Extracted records
+--

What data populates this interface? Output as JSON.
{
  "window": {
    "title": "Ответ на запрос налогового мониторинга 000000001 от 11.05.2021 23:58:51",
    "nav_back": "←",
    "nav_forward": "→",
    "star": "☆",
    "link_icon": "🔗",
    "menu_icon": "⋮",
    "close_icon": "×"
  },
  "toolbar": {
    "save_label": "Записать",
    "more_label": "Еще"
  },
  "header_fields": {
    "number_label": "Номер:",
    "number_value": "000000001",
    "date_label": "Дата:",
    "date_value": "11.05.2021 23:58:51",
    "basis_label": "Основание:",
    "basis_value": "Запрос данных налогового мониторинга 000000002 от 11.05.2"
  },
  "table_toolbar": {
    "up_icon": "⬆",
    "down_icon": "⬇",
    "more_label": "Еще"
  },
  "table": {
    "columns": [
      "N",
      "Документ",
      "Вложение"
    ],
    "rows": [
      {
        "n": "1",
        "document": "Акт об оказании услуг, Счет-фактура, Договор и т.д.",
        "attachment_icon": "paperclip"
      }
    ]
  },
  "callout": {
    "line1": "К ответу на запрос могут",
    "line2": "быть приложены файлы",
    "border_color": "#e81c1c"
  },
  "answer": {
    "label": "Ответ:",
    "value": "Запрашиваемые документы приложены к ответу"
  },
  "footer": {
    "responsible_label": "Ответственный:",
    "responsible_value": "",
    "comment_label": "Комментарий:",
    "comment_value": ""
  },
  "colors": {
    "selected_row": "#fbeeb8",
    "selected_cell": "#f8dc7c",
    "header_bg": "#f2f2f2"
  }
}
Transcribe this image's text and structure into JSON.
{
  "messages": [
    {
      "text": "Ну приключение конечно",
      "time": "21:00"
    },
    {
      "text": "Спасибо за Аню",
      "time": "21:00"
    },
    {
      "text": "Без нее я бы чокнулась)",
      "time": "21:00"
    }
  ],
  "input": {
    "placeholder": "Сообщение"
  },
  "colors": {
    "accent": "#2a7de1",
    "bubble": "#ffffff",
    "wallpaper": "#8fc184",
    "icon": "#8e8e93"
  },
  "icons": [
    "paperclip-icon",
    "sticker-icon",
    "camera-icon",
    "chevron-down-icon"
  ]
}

+--

§ TASK BRIEF
Work out the number of lines in this listing that include the word "paperclip". Reply with that number only.

§ SOLVED PROBLEM
2